■ Task requirements: Gather each line of the records where "early" appears.

■ Records for the task:

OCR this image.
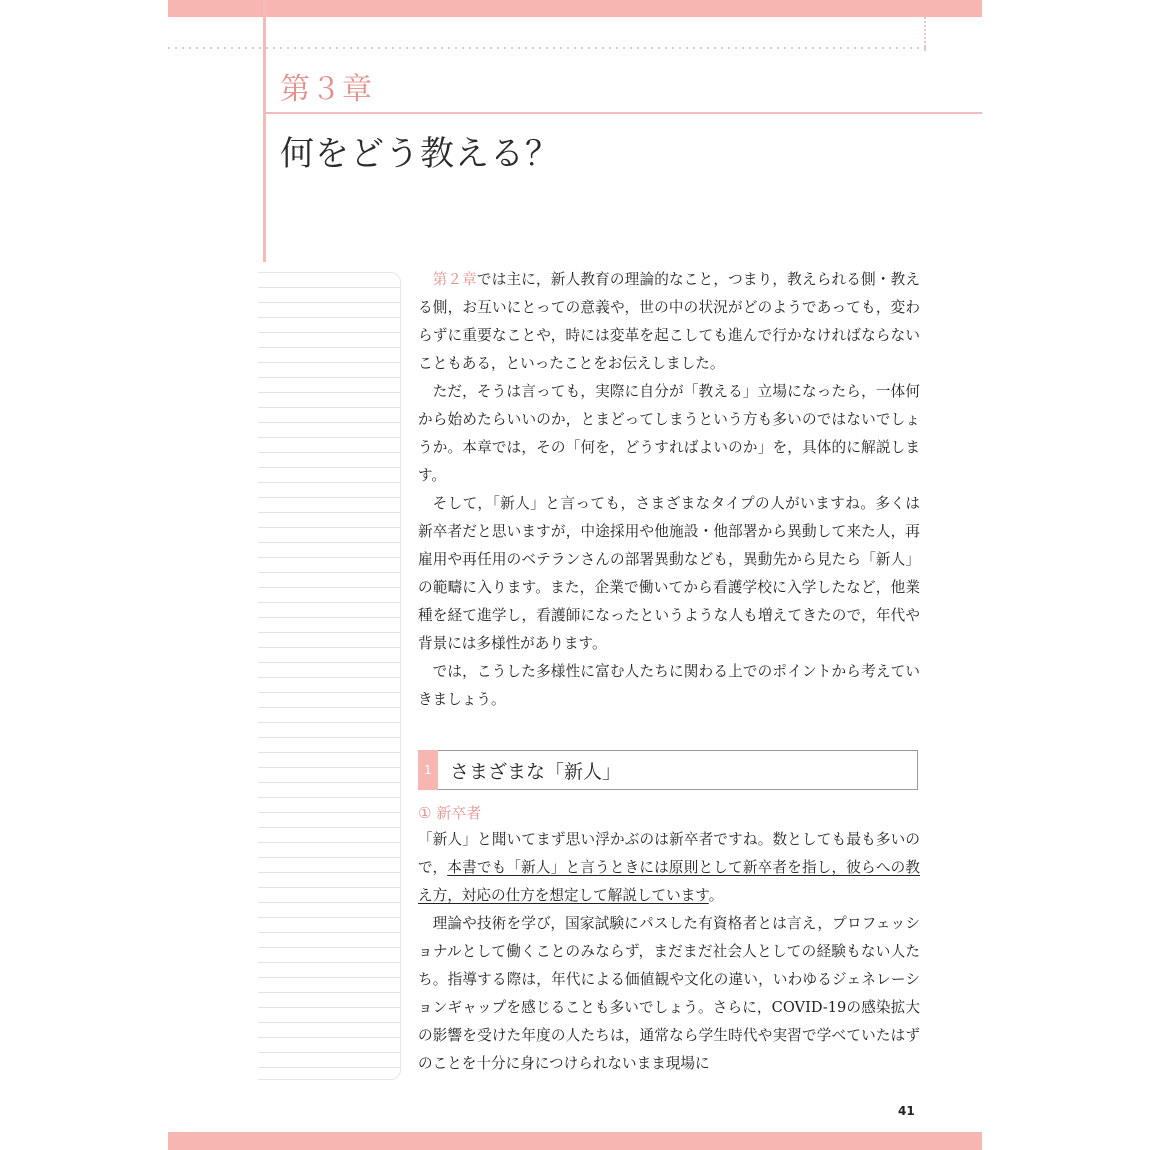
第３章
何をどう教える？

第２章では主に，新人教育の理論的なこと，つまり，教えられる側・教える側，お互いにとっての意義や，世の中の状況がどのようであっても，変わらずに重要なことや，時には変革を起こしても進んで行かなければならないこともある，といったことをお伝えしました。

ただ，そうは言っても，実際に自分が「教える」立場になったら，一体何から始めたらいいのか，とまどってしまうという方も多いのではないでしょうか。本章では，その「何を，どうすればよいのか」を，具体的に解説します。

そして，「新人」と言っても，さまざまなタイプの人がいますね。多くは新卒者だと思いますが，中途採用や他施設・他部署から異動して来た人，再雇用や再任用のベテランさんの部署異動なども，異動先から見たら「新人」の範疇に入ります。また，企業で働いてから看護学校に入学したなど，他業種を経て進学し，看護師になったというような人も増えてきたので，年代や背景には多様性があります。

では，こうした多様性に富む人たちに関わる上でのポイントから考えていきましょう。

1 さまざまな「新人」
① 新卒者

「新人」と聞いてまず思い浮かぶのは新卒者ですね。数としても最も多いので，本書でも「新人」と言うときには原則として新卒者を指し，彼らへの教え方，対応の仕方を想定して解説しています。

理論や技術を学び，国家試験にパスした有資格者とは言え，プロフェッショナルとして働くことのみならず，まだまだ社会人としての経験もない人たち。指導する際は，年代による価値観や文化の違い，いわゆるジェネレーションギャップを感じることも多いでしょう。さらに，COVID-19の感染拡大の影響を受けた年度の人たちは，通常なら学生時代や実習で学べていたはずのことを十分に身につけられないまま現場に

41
---
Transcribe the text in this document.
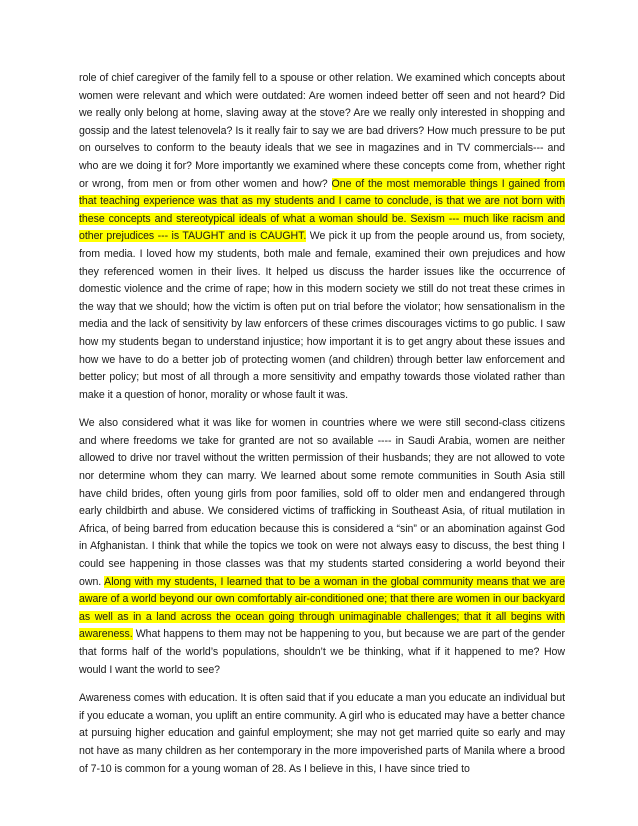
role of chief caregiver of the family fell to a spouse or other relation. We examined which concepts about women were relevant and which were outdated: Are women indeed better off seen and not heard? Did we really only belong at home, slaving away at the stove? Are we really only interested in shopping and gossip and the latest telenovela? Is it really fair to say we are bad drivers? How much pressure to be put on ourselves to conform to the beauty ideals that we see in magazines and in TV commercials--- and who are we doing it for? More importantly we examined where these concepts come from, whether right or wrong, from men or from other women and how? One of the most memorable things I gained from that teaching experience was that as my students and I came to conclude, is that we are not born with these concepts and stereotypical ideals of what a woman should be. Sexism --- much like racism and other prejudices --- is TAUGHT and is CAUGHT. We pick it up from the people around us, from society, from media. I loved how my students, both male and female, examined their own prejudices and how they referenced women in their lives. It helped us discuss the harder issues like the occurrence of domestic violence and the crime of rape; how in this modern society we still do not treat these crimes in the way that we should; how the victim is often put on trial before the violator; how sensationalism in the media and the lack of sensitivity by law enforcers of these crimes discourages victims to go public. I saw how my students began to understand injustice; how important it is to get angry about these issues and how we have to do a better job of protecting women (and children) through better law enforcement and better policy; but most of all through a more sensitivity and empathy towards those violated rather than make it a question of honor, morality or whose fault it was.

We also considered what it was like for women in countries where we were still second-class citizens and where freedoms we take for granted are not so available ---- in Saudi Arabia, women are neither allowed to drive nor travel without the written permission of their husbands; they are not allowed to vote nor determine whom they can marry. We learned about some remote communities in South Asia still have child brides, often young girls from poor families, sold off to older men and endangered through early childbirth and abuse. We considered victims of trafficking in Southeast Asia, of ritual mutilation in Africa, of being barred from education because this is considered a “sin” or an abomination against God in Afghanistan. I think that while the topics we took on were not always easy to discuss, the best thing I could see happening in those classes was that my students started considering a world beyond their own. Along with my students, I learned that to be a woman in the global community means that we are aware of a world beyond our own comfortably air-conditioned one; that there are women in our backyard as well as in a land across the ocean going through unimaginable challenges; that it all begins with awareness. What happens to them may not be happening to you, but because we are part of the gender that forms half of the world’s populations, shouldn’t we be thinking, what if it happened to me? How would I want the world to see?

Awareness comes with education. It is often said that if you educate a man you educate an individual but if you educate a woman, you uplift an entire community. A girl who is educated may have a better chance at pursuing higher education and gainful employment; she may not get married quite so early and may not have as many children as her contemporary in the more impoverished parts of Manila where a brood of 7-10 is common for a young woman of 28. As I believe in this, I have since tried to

■ Solution below:
We also considered what it was like for women in countries where we were still second-class citizens and where freedoms we take for granted are not so available ---- in Saudi Arabia, women are neither allowed to drive nor travel without the written permission of their husbands; they are not allowed to vote nor determine whom they can marry. We learned about some remote communities in South Asia still have child brides, often young girls from poor families, sold off to older men and endangered through early childbirth and abuse. We considered victims of trafficking in Southeast Asia, of ritual mutilation in Africa, of being barred from education because this is considered a “sin” or an abomination against God in Afghanistan. I think that while the topics we took on were not always easy to discuss, the best thing I could see happening in those classes was that my students started considering a world beyond their own. Along with my students, I learned that to be a woman in the global community means that we are aware of a world beyond our own comfortably air-conditioned one; that there are women in our backyard as well as in a land across the ocean going through unimaginable challenges; that it all begins with awareness. What happens to them may not be happening to you, but because we are part of the gender that forms half of the world’s populations, shouldn’t we be thinking, what if it happened to me? How would I want the world to see?
Awareness comes with education. It is often said that if you educate a man you educate an individual but if you educate a woman, you uplift an entire community. A girl who is educated may have a better chance at pursuing higher education and gainful employment; she may not get married quite so early and may not have as many children as her contemporary in the more impoverished parts of Manila where a brood of 7-10 is common for a young woman of 28. As I believe in this, I have since tried to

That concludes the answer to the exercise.